▶ DIRECTIONS
State only the number of lines that contain the string "text".
--*--
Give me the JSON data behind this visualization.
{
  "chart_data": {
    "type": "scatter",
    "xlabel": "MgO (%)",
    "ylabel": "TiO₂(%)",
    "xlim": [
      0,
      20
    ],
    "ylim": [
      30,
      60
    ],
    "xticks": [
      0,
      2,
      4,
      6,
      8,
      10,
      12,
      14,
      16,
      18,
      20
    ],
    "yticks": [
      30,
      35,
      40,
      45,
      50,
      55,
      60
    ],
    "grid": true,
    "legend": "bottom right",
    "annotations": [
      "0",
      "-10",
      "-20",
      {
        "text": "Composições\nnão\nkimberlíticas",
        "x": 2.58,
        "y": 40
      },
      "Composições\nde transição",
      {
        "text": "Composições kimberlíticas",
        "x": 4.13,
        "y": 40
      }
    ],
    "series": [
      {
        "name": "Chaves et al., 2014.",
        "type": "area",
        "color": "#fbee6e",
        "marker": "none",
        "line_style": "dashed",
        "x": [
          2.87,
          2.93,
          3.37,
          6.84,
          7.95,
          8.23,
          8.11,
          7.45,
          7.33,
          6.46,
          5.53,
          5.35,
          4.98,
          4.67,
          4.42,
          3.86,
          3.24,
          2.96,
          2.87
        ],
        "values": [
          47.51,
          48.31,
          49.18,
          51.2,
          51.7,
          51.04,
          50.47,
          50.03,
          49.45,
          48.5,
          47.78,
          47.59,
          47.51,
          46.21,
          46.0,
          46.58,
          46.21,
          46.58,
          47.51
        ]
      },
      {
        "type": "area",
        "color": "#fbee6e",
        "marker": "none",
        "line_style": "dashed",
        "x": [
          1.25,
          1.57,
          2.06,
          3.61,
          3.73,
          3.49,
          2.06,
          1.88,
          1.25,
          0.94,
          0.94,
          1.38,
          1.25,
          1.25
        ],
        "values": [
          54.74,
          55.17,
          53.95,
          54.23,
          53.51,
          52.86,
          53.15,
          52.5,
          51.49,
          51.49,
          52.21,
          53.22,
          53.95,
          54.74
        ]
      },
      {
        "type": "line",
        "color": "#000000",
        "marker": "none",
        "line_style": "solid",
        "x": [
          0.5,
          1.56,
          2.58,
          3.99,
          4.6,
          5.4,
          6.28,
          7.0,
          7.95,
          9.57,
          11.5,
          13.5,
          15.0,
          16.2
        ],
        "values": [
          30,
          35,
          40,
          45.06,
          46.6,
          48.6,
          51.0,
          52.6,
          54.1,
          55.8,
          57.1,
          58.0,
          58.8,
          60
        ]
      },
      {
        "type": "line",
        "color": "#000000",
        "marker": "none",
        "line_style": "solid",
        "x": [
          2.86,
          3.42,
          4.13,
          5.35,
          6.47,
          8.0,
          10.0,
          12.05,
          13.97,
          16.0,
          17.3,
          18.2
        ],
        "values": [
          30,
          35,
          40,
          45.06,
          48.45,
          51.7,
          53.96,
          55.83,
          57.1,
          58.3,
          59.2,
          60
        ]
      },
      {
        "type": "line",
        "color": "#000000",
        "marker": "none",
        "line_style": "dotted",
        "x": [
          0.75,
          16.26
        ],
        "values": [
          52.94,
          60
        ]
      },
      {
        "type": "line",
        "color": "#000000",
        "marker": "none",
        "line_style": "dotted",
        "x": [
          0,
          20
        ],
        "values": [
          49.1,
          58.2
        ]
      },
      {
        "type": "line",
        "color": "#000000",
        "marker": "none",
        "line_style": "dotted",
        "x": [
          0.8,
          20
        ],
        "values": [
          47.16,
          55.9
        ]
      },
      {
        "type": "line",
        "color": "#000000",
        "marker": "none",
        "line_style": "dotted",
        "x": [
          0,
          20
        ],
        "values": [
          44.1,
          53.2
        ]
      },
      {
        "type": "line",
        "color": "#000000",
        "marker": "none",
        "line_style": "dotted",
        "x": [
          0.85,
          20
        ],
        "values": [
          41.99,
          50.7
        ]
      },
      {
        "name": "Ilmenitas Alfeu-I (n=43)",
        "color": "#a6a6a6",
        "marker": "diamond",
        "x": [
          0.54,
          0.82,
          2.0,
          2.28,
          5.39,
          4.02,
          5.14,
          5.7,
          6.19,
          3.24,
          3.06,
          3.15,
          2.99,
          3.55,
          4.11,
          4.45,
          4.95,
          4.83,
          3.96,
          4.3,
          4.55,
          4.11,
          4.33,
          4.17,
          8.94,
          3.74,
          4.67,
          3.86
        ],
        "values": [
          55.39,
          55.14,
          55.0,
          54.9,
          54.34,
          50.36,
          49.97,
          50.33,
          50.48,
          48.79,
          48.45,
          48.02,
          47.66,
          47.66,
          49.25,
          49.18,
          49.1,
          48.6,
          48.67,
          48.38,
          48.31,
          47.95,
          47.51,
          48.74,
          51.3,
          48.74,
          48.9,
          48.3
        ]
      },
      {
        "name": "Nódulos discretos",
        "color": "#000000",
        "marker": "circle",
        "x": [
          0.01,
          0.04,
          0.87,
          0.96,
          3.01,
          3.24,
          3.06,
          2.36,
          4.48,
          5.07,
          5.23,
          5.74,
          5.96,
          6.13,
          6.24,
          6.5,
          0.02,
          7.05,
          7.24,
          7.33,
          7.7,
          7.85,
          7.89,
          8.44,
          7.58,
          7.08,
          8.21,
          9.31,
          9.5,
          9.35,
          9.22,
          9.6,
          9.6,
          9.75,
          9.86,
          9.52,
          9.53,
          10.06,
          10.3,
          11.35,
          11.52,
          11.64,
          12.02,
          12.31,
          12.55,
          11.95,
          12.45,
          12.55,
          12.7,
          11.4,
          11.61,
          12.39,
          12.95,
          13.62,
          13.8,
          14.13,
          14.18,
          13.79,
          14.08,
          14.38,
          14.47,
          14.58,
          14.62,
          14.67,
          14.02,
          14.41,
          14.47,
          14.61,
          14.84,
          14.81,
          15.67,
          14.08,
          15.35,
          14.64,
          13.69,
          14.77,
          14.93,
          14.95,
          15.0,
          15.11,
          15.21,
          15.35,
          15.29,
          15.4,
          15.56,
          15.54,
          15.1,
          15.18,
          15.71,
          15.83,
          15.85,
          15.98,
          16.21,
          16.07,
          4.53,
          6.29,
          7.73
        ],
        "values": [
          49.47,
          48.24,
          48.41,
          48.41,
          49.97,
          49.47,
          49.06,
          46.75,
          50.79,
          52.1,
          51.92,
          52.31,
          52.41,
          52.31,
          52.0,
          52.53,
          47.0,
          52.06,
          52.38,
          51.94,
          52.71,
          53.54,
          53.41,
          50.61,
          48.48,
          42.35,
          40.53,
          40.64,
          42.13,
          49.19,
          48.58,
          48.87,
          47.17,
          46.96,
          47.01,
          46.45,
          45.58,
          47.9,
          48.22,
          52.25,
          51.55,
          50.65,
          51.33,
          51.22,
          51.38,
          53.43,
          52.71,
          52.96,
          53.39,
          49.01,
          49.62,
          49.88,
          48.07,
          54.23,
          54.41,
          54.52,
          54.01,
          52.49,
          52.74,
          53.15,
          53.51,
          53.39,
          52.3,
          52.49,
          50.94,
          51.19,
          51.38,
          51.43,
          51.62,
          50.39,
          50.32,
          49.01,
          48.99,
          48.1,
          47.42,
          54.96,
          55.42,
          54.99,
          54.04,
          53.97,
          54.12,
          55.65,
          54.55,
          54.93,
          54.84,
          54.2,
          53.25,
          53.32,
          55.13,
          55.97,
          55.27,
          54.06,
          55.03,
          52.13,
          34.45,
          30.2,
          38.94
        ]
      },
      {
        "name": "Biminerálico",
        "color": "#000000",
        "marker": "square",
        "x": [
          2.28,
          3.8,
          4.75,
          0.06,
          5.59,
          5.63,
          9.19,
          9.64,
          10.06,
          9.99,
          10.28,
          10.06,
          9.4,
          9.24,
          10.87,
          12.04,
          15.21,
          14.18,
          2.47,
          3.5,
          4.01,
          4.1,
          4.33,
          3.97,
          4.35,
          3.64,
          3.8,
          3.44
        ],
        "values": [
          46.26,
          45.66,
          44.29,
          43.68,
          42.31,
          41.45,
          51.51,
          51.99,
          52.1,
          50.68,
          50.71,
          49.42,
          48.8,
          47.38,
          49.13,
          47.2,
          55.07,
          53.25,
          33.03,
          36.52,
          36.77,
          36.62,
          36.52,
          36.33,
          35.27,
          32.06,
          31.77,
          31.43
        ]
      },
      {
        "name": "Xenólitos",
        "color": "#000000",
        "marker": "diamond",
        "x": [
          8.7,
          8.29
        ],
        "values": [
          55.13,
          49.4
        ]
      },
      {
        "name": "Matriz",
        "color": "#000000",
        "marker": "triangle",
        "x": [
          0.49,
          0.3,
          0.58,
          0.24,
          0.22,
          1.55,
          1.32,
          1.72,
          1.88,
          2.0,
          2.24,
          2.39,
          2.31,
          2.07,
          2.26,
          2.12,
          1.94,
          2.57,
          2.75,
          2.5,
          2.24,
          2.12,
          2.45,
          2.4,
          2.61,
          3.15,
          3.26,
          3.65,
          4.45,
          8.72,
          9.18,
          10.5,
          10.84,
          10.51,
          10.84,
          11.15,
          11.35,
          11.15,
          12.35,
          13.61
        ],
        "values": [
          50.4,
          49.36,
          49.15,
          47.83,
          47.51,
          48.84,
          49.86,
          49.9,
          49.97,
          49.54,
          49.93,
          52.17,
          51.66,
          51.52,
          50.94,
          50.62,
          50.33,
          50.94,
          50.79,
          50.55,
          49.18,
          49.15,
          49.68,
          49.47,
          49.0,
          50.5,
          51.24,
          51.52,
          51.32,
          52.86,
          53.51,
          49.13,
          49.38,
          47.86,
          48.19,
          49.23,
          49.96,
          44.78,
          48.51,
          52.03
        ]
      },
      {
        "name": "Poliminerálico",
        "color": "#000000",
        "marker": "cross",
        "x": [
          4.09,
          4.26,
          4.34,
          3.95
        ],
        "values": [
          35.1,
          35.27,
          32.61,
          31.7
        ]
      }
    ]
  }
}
--*--
▶ EXERCISE SOLUTION
2